- _Requirement_
Work out the number of lines containing "under". Give that number alone.
* start Data for this exercise *
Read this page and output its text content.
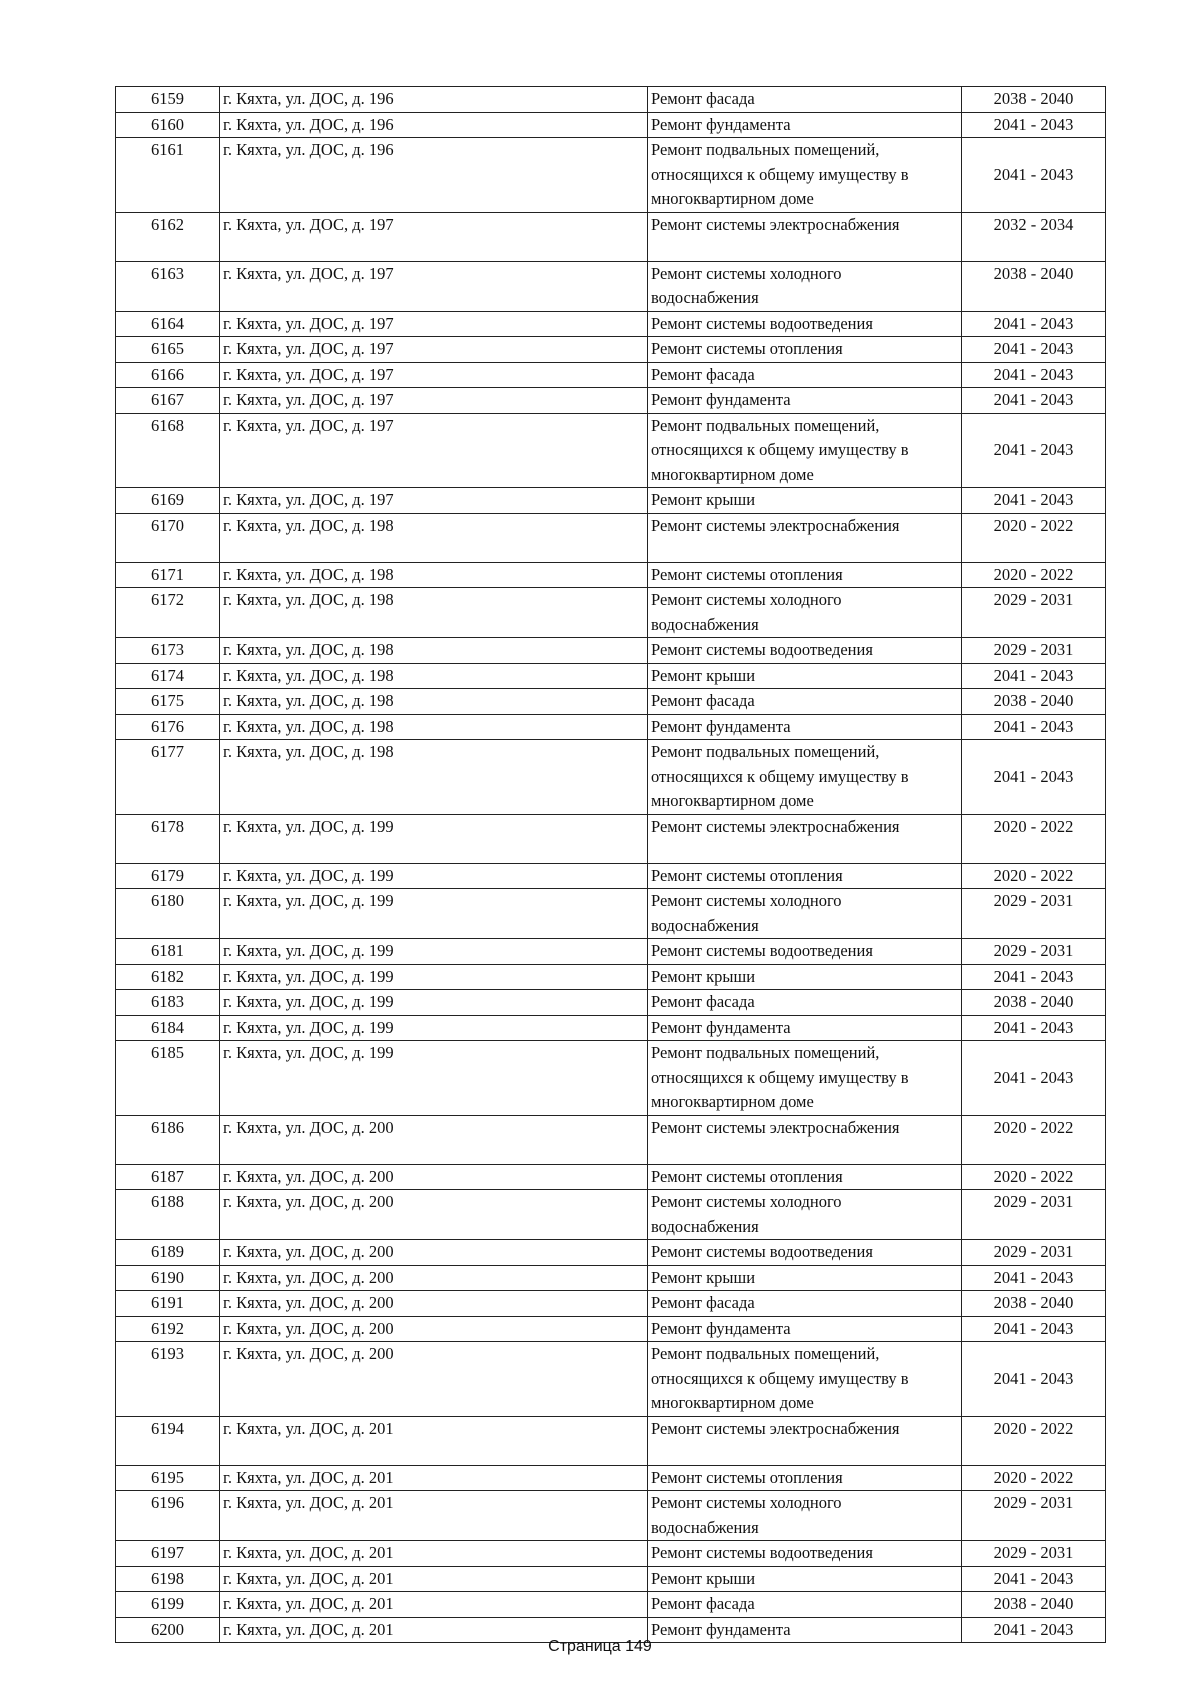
6159	г. Кяхта, ул. ДОС, д. 196	Ремонт фасада	2038 - 2040
6160	г. Кяхта, ул. ДОС, д. 196	Ремонт фундамента	2041 - 2043
6161	г. Кяхта, ул. ДОС, д. 196	Ремонт подвальных помещений,
относящихся к общему имуществу в
многоквартирном доме	2041 - 2043
6162	г. Кяхта, ул. ДОС, д. 197	Ремонт системы электроснабжения	2032 - 2034
6163	г. Кяхта, ул. ДОС, д. 197	Ремонт системы холодного
водоснабжения	2038 - 2040
6164	г. Кяхта, ул. ДОС, д. 197	Ремонт системы водоотведения	2041 - 2043
6165	г. Кяхта, ул. ДОС, д. 197	Ремонт системы отопления	2041 - 2043
6166	г. Кяхта, ул. ДОС, д. 197	Ремонт фасада	2041 - 2043
6167	г. Кяхта, ул. ДОС, д. 197	Ремонт фундамента	2041 - 2043
6168	г. Кяхта, ул. ДОС, д. 197	Ремонт подвальных помещений,
относящихся к общему имуществу в
многоквартирном доме	2041 - 2043
6169	г. Кяхта, ул. ДОС, д. 197	Ремонт крыши	2041 - 2043
6170	г. Кяхта, ул. ДОС, д. 198	Ремонт системы электроснабжения	2020 - 2022
6171	г. Кяхта, ул. ДОС, д. 198	Ремонт системы отопления	2020 - 2022
6172	г. Кяхта, ул. ДОС, д. 198	Ремонт системы холодного
водоснабжения	2029 - 2031
6173	г. Кяхта, ул. ДОС, д. 198	Ремонт системы водоотведения	2029 - 2031
6174	г. Кяхта, ул. ДОС, д. 198	Ремонт крыши	2041 - 2043
6175	г. Кяхта, ул. ДОС, д. 198	Ремонт фасада	2038 - 2040
6176	г. Кяхта, ул. ДОС, д. 198	Ремонт фундамента	2041 - 2043
6177	г. Кяхта, ул. ДОС, д. 198	Ремонт подвальных помещений,
относящихся к общему имуществу в
многоквартирном доме	2041 - 2043
6178	г. Кяхта, ул. ДОС, д. 199	Ремонт системы электроснабжения	2020 - 2022
6179	г. Кяхта, ул. ДОС, д. 199	Ремонт системы отопления	2020 - 2022
6180	г. Кяхта, ул. ДОС, д. 199	Ремонт системы холодного
водоснабжения	2029 - 2031
6181	г. Кяхта, ул. ДОС, д. 199	Ремонт системы водоотведения	2029 - 2031
6182	г. Кяхта, ул. ДОС, д. 199	Ремонт крыши	2041 - 2043
6183	г. Кяхта, ул. ДОС, д. 199	Ремонт фасада	2038 - 2040
6184	г. Кяхта, ул. ДОС, д. 199	Ремонт фундамента	2041 - 2043
6185	г. Кяхта, ул. ДОС, д. 199	Ремонт подвальных помещений,
относящихся к общему имуществу в
многоквартирном доме	2041 - 2043
6186	г. Кяхта, ул. ДОС, д. 200	Ремонт системы электроснабжения	2020 - 2022
6187	г. Кяхта, ул. ДОС, д. 200	Ремонт системы отопления	2020 - 2022
6188	г. Кяхта, ул. ДОС, д. 200	Ремонт системы холодного
водоснабжения	2029 - 2031
6189	г. Кяхта, ул. ДОС, д. 200	Ремонт системы водоотведения	2029 - 2031
6190	г. Кяхта, ул. ДОС, д. 200	Ремонт крыши	2041 - 2043
6191	г. Кяхта, ул. ДОС, д. 200	Ремонт фасада	2038 - 2040
6192	г. Кяхта, ул. ДОС, д. 200	Ремонт фундамента	2041 - 2043
6193	г. Кяхта, ул. ДОС, д. 200	Ремонт подвальных помещений,
относящихся к общему имуществу в
многоквартирном доме	2041 - 2043
6194	г. Кяхта, ул. ДОС, д. 201	Ремонт системы электроснабжения	2020 - 2022
6195	г. Кяхта, ул. ДОС, д. 201	Ремонт системы отопления	2020 - 2022
6196	г. Кяхта, ул. ДОС, д. 201	Ремонт системы холодного
водоснабжения	2029 - 2031
6197	г. Кяхта, ул. ДОС, д. 201	Ремонт системы водоотведения	2029 - 2031
6198	г. Кяхта, ул. ДОС, д. 201	Ремонт крыши	2041 - 2043
6199	г. Кяхта, ул. ДОС, д. 201	Ремонт фасада	2038 - 2040
6200	г. Кяхта, ул. ДОС, д. 201	Ремонт фундамента	2041 - 2043
Страница 149
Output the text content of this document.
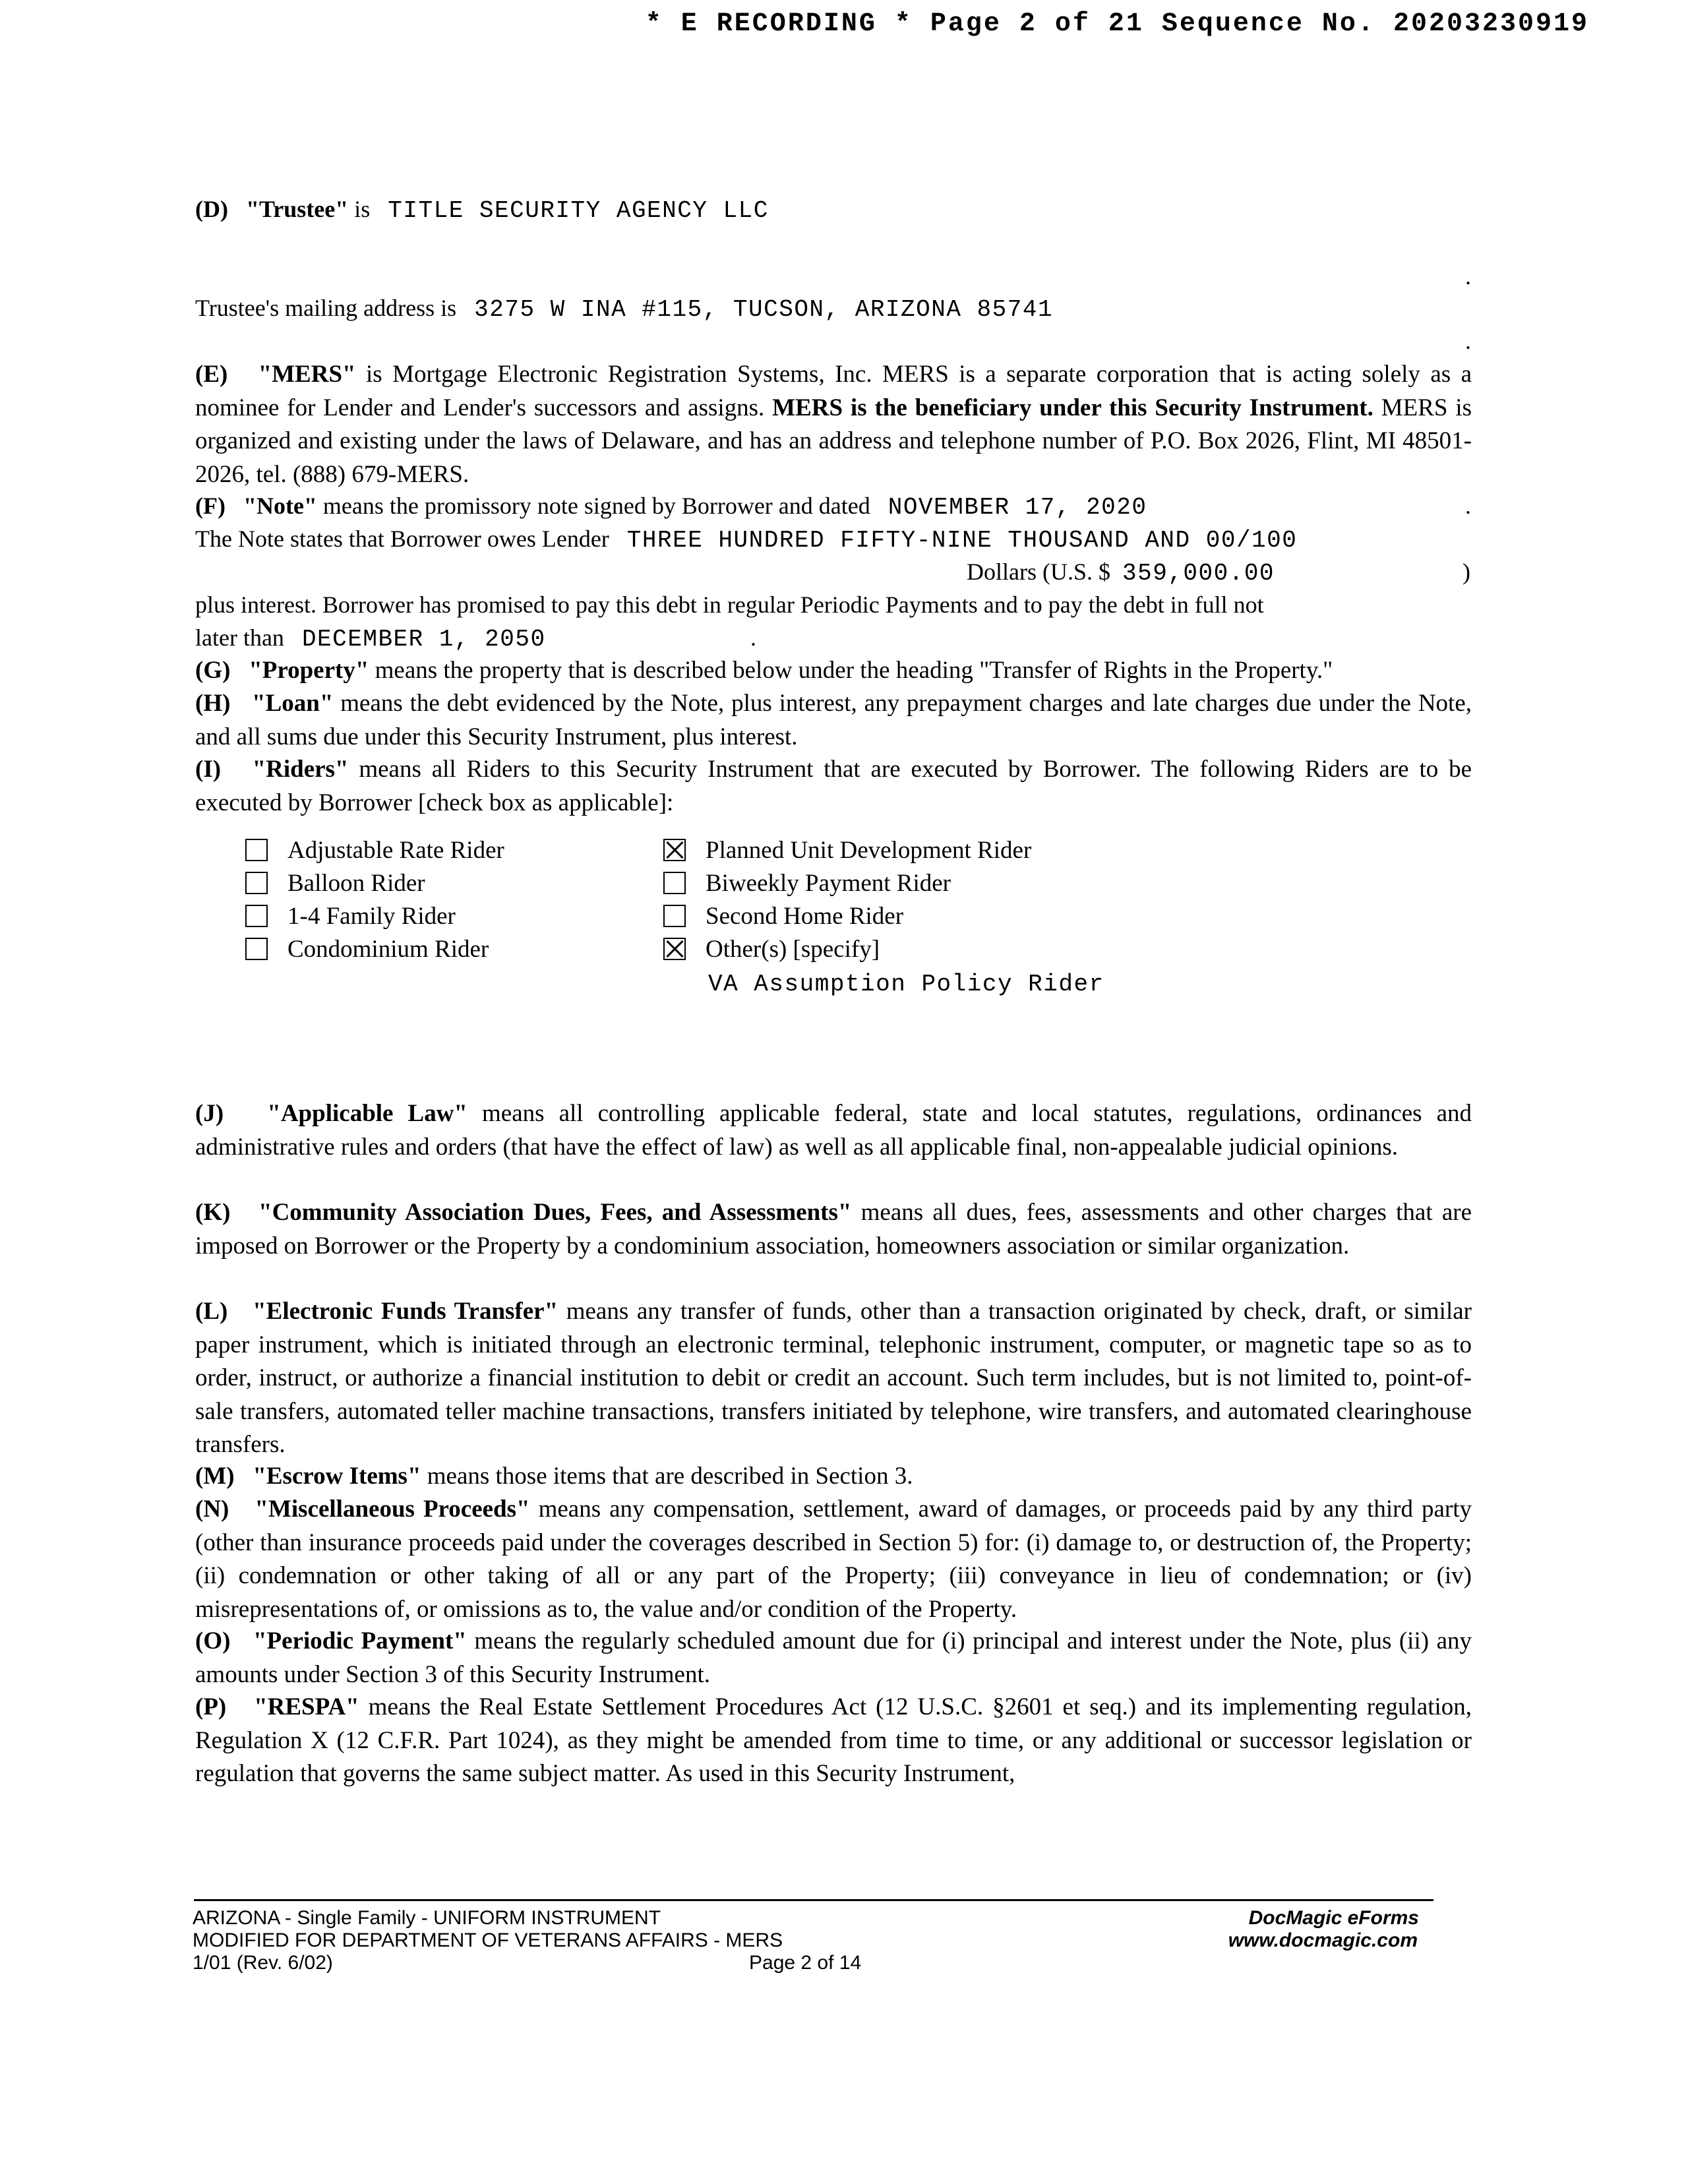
* E RECORDING * Page 2 of 21 Sequence No. 20203230919
(D) "Trustee" is TITLE SECURITY AGENCY LLC
.
Trustee's mailing address is 3275 W INA #115, TUCSON, ARIZONA 85741
.
(E) "MERS" is Mortgage Electronic Registration Systems, Inc. MERS is a separate corporation that is acting solely as a nominee for Lender and Lender's successors and assigns. MERS is the beneficiary under this Security Instrument. MERS is organized and existing under the laws of Delaware, and has an address and telephone number of P.O. Box 2026, Flint, MI 48501-2026, tel. (888) 679-MERS.
(F) "Note" means the promissory note signed by Borrower and dated NOVEMBER 17, 2020	.
The Note states that Borrower owes Lender THREE HUNDRED FIFTY-NINE THOUSAND AND 00/100
Dollars (U.S. $ 359,000.00	)
plus interest. Borrower has promised to pay this debt in regular Periodic Payments and to pay the debt in full not
later than DECEMBER 1, 2050	.
(G) "Property" means the property that is described below under the heading "Transfer of Rights in the Property."
(H) "Loan" means the debt evidenced by the Note, plus interest, any prepayment charges and late charges due under the Note, and all sums due under this Security Instrument, plus interest.
(I) "Riders" means all Riders to this Security Instrument that are executed by Borrower. The following Riders are to be executed by Borrower [check box as applicable]:
Adjustable Rate Rider
Balloon Rider
1-4 Family Rider
Condominium Rider
Planned Unit Development Rider
Biweekly Payment Rider
Second Home Rider
Other(s) [specify]
VA Assumption Policy Rider
(J) "Applicable Law" means all controlling applicable federal, state and local statutes, regulations, ordinances and administrative rules and orders (that have the effect of law) as well as all applicable final, non-appealable judicial opinions.
(K) "Community Association Dues, Fees, and Assessments" means all dues, fees, assessments and other charges that are imposed on Borrower or the Property by a condominium association, homeowners association or similar organization.
(L) "Electronic Funds Transfer" means any transfer of funds, other than a transaction originated by check, draft, or similar paper instrument, which is initiated through an electronic terminal, telephonic instrument, computer, or magnetic tape so as to order, instruct, or authorize a financial institution to debit or credit an account. Such term includes, but is not limited to, point-of-sale transfers, automated teller machine transactions, transfers initiated by telephone, wire transfers, and automated clearinghouse transfers.
(M) "Escrow Items" means those items that are described in Section 3.
(N) "Miscellaneous Proceeds" means any compensation, settlement, award of damages, or proceeds paid by any third party (other than insurance proceeds paid under the coverages described in Section 5) for: (i) damage to, or destruction of, the Property; (ii) condemnation or other taking of all or any part of the Property; (iii) conveyance in lieu of condemnation; or (iv) misrepresentations of, or omissions as to, the value and/or condition of the Property.
(O) "Periodic Payment" means the regularly scheduled amount due for (i) principal and interest under the Note, plus (ii) any amounts under Section 3 of this Security Instrument.
(P) "RESPA" means the Real Estate Settlement Procedures Act (12 U.S.C. §2601 et seq.) and its implementing regulation, Regulation X (12 C.F.R. Part 1024), as they might be amended from time to time, or any additional or successor legislation or regulation that governs the same subject matter. As used in this Security Instrument,
ARIZONA - Single Family - UNIFORM INSTRUMENT
MODIFIED FOR DEPARTMENT OF VETERANS AFFAIRS - MERS
1/01 (Rev. 6/02)	Page 2 of 14
DocMagic eForms
www.docmagic.com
* end Data for this exercise *
- _Task answer_
5